TASK »
For the listing below, give the count of lines containing the string "right" and nothing else.

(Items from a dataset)
——
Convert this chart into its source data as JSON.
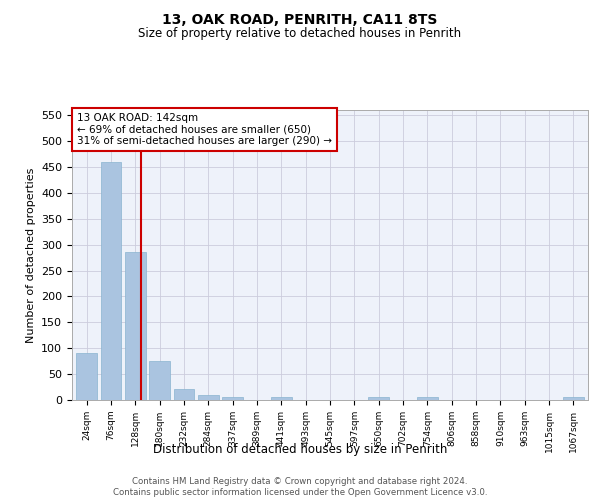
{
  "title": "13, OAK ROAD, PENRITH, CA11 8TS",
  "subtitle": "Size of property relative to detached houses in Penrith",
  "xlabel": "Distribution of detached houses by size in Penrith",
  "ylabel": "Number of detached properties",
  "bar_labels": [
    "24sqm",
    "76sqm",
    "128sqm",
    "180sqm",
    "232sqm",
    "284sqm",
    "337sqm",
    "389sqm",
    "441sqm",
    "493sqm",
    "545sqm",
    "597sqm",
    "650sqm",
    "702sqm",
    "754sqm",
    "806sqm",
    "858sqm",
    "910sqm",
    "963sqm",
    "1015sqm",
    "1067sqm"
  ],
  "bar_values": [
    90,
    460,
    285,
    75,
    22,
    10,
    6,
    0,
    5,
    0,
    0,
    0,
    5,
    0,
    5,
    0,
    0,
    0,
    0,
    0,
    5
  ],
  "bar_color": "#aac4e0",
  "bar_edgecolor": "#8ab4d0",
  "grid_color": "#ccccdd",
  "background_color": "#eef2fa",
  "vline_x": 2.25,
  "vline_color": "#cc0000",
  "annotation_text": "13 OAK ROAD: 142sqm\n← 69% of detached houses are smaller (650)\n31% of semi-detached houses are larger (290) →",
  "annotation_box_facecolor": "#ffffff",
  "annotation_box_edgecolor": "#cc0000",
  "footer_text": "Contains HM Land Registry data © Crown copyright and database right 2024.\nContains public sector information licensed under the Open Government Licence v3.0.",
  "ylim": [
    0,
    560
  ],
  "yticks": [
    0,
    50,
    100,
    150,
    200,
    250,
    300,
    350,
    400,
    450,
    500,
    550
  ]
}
——
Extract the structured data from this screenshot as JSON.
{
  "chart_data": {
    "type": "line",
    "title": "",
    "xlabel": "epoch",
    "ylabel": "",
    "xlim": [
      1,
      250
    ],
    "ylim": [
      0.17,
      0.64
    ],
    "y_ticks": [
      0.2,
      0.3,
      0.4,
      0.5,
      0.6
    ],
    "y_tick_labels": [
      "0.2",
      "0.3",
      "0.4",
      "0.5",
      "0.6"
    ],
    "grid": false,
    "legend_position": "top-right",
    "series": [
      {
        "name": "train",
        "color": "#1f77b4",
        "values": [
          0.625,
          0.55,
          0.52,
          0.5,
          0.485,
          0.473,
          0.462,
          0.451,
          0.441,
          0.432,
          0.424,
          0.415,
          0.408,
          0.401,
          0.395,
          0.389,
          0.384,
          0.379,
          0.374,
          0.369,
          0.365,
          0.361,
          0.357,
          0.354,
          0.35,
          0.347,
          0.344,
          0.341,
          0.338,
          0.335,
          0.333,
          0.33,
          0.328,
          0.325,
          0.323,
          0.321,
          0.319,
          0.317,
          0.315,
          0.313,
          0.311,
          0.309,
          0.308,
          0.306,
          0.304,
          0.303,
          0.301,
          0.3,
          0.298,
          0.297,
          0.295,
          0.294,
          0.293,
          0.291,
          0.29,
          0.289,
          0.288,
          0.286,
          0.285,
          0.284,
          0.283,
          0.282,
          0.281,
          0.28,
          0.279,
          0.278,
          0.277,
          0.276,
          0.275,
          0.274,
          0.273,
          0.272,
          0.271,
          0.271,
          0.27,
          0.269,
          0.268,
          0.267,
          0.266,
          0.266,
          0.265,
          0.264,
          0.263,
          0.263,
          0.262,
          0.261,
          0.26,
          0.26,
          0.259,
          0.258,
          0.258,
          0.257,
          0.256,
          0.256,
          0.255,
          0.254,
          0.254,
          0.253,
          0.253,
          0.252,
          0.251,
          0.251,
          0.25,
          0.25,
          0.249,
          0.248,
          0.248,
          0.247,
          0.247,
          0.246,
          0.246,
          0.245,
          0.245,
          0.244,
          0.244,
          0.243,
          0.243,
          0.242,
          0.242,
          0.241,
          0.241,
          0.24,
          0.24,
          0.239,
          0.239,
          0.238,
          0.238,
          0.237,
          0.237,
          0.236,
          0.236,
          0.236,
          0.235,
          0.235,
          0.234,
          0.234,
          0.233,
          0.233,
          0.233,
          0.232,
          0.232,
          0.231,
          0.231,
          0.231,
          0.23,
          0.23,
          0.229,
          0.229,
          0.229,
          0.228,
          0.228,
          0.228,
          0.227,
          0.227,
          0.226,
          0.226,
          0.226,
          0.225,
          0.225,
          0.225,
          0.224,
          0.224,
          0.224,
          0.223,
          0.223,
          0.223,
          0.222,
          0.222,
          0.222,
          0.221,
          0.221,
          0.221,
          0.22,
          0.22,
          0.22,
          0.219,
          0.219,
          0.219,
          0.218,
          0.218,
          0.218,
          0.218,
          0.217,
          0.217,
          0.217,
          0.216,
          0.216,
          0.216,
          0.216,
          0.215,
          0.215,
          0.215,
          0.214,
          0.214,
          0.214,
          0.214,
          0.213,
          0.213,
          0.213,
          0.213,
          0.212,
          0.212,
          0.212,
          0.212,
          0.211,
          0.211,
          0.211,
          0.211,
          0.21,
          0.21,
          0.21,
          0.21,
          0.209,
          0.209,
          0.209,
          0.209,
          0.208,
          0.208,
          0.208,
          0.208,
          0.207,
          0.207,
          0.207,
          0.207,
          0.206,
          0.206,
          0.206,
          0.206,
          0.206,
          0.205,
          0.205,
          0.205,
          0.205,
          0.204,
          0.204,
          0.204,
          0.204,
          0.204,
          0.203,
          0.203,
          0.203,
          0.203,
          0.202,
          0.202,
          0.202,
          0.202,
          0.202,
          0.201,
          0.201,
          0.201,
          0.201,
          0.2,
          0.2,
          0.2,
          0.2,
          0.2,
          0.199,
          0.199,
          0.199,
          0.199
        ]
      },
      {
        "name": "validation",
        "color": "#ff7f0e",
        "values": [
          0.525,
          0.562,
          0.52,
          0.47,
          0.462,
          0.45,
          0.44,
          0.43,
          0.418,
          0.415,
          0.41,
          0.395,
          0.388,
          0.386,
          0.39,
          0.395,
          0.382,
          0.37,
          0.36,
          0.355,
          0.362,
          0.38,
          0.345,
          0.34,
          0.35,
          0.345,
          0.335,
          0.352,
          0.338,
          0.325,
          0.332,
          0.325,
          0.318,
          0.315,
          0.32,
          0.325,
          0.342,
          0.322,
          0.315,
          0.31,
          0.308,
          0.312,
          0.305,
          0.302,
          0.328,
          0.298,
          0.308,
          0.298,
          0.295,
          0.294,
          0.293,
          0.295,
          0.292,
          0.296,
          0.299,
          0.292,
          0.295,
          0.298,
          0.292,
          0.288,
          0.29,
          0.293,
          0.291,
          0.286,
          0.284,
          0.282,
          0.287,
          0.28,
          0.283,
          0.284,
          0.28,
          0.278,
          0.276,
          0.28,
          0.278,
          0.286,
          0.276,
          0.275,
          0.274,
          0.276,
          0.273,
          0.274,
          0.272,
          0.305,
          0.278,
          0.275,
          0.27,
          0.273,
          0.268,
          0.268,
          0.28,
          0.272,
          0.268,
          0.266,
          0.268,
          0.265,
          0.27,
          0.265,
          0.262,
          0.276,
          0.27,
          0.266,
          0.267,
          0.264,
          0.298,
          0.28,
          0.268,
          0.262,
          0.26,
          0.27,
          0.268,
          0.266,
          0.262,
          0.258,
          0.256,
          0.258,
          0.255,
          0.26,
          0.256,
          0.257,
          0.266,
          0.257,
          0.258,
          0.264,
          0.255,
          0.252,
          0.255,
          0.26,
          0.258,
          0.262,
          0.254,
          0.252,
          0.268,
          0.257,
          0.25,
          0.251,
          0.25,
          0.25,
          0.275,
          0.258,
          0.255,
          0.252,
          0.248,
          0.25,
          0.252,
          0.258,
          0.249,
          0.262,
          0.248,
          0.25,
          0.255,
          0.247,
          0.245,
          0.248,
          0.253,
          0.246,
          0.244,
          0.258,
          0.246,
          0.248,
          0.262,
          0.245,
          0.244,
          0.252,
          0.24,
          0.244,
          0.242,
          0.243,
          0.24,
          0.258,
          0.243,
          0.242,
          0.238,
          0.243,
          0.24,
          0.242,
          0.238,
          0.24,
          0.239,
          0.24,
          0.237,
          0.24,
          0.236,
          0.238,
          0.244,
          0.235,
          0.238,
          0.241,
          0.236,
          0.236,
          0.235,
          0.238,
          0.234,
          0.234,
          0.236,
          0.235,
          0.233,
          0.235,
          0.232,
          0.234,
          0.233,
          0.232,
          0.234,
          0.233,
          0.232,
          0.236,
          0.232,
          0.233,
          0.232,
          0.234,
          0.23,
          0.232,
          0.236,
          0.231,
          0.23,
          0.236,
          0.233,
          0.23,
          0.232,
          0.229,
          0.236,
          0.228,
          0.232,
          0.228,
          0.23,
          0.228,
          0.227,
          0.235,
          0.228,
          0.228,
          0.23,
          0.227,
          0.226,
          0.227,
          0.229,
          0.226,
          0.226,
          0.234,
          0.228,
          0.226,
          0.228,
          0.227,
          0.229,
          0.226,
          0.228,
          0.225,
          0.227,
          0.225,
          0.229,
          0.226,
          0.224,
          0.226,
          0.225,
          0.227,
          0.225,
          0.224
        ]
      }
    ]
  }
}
——
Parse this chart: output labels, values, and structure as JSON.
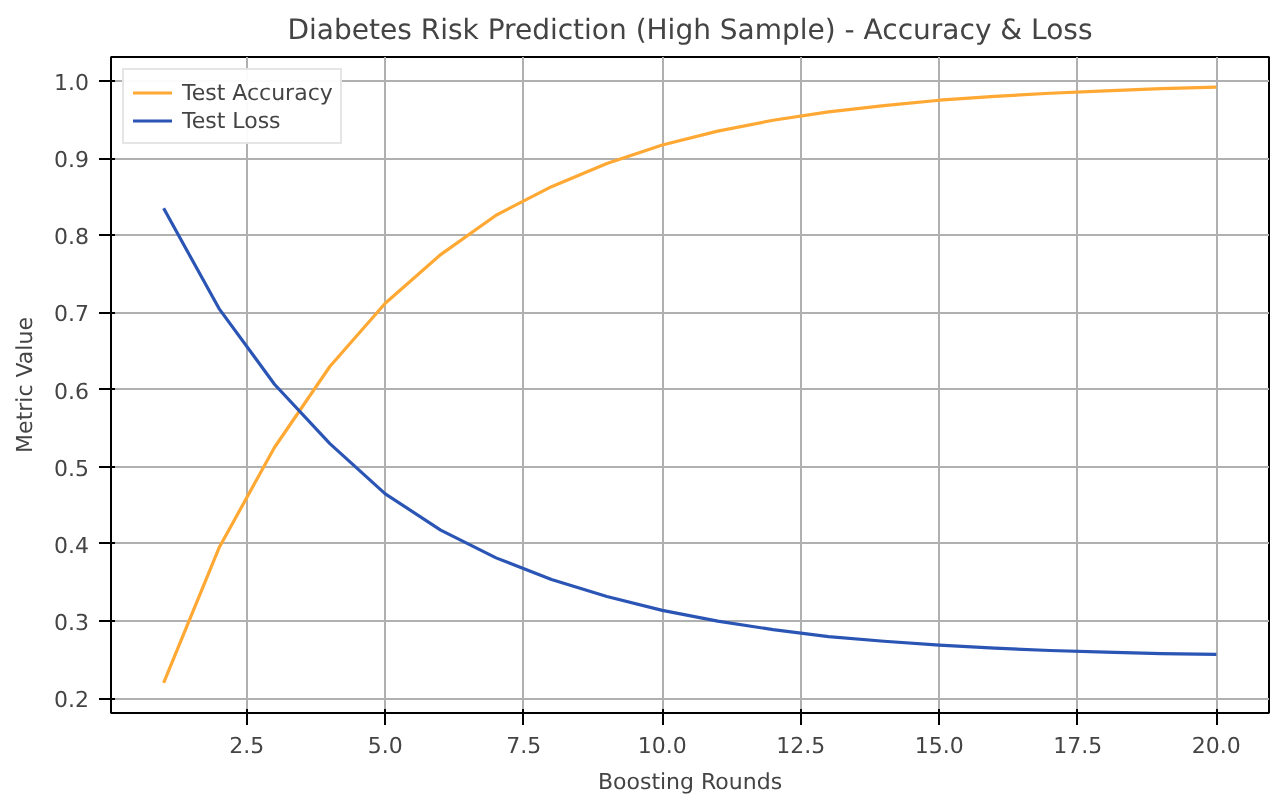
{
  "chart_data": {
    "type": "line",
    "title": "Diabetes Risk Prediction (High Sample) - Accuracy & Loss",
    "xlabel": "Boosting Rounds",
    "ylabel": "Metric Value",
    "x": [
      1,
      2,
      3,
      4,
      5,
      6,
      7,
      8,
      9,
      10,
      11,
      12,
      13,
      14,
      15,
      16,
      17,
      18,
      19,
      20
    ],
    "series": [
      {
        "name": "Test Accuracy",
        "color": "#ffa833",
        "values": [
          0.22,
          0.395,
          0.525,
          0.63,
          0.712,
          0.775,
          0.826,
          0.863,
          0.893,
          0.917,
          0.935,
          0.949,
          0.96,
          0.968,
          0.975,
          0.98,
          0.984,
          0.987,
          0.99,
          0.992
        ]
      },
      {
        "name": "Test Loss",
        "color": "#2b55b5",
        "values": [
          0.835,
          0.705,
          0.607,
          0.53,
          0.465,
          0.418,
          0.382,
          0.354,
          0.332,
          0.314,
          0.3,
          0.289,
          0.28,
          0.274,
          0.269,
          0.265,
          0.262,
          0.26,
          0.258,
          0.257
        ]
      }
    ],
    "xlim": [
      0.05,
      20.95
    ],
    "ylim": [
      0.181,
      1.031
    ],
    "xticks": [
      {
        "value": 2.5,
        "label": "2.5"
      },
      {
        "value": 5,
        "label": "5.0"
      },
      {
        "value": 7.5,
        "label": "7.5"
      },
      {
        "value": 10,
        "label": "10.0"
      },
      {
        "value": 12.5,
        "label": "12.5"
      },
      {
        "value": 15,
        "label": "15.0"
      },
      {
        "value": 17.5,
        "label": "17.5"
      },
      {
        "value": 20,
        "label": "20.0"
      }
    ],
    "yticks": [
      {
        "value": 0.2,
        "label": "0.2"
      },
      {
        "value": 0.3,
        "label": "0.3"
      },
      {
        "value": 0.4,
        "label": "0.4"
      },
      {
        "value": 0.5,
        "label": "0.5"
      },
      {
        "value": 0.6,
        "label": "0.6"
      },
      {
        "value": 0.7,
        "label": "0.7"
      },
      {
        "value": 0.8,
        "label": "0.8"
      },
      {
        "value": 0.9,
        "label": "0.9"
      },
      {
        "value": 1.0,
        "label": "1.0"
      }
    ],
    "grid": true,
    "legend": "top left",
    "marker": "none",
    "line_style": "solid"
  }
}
——
ANSWER TO THE PROBLEM »
2